_EXERCISE DIRECTIONS_
Find the lines that hold the word "blue" and return them.
— START DATA SUPPLIED —
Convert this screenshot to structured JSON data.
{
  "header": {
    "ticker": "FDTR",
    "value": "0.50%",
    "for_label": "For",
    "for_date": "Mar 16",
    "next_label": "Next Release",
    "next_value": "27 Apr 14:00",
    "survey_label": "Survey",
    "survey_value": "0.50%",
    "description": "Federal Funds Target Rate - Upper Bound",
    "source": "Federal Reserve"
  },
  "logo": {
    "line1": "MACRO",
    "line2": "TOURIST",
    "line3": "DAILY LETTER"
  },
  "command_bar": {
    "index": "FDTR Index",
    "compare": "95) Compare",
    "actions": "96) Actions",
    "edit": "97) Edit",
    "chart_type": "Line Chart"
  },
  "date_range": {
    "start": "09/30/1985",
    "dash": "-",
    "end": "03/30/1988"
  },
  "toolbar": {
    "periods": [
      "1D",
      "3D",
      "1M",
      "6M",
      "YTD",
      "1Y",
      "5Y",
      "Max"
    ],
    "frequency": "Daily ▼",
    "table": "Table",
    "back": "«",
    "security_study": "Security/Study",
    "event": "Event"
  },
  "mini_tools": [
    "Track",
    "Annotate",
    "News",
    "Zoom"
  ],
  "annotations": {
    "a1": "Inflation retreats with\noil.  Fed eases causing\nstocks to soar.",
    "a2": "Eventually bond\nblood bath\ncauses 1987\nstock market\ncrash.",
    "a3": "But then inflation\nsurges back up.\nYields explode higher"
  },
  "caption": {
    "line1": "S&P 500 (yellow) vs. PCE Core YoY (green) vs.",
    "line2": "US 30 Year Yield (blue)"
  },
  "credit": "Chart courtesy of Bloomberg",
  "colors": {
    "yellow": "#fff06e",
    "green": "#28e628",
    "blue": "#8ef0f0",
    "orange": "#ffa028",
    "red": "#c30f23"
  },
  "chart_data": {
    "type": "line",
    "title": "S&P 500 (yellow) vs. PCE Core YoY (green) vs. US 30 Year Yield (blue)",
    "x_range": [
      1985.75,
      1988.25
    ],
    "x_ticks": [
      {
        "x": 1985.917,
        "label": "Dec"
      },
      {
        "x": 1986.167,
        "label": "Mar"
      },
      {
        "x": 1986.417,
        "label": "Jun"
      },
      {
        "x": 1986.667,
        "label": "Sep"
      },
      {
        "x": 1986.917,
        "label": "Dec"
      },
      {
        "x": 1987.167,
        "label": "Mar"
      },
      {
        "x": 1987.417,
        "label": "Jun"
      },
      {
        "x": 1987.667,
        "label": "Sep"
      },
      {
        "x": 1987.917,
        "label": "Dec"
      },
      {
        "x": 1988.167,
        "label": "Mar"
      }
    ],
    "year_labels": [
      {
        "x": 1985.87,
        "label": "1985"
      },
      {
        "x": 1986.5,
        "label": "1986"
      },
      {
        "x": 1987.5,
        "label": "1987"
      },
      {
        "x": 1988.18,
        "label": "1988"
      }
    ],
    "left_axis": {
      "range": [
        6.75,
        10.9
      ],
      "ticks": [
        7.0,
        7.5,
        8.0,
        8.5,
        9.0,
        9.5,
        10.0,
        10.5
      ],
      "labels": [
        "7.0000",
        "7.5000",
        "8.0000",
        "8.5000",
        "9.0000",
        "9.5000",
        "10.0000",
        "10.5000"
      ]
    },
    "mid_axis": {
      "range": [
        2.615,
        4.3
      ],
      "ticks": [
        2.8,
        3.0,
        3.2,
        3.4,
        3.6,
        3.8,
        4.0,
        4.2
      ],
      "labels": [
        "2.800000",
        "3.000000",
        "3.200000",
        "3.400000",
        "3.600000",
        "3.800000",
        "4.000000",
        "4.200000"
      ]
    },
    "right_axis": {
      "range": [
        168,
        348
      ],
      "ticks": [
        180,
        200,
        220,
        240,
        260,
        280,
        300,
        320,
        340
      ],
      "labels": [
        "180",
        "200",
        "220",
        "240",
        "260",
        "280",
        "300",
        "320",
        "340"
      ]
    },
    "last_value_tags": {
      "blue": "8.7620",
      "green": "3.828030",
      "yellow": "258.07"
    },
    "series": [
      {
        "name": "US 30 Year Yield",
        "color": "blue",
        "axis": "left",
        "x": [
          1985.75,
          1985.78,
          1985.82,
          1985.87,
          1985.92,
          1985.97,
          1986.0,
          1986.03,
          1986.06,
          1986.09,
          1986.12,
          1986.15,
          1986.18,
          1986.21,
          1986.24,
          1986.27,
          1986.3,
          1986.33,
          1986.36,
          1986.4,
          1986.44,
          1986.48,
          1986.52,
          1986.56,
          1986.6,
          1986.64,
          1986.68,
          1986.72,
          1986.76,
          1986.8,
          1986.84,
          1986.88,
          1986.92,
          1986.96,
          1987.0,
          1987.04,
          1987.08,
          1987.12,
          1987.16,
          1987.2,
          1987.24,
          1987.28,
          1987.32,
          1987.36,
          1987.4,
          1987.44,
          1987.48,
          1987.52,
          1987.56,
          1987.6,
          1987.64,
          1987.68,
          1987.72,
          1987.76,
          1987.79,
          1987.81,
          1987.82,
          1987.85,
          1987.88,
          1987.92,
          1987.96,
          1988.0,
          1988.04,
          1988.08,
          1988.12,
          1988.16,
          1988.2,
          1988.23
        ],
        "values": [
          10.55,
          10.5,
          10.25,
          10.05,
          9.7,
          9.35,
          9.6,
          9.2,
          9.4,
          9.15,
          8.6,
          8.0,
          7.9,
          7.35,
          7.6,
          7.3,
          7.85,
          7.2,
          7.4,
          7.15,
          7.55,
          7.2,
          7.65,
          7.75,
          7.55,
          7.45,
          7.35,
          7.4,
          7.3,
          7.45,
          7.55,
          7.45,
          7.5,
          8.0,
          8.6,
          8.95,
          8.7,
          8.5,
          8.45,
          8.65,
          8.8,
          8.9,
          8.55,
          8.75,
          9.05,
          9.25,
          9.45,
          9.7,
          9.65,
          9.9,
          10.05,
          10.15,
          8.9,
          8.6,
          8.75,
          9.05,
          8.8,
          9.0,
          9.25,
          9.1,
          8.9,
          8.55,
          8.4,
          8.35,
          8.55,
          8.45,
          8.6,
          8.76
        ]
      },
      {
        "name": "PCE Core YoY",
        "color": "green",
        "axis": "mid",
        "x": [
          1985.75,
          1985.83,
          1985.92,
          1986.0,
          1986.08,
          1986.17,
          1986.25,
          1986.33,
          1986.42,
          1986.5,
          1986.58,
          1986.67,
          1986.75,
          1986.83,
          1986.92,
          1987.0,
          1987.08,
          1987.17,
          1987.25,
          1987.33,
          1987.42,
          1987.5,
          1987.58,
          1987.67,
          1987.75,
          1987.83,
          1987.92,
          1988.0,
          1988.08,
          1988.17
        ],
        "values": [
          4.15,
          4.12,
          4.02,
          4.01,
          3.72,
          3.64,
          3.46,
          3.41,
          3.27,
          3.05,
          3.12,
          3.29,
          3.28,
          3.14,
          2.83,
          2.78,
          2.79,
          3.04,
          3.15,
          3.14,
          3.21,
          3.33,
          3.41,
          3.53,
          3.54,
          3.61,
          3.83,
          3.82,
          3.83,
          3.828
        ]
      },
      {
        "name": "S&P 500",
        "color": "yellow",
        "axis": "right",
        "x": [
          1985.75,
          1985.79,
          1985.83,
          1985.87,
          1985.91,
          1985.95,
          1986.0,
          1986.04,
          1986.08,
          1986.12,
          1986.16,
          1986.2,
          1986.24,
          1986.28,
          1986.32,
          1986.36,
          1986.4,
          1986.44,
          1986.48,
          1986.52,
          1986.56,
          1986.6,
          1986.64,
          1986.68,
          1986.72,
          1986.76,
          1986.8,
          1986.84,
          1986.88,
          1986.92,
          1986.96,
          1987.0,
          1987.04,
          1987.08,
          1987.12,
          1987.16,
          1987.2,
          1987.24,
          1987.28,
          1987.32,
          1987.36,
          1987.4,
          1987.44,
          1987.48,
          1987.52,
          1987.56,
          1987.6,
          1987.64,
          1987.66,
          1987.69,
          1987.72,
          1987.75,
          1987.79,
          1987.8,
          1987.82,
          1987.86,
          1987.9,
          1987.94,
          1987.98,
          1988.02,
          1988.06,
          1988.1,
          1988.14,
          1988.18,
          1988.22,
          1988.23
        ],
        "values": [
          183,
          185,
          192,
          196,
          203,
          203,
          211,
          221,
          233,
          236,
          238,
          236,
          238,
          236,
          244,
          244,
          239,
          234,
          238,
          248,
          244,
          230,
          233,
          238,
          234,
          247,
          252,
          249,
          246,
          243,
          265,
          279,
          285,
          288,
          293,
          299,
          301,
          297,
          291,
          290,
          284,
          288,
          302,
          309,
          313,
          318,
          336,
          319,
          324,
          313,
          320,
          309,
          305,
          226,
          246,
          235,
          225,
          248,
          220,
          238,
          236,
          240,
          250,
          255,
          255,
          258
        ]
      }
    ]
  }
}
— END DATA SUPPLIED —
_OUTPUT OF THE EXERCISE_
    "line2": "US 30 Year Yield (blue)"
    "blue": "#8ef0f0",
    "title": "S&P 500 (yellow) vs. PCE Core YoY (green) vs. US 30 Year Yield (blue)",
      "blue": "8.7620",
        "color": "blue",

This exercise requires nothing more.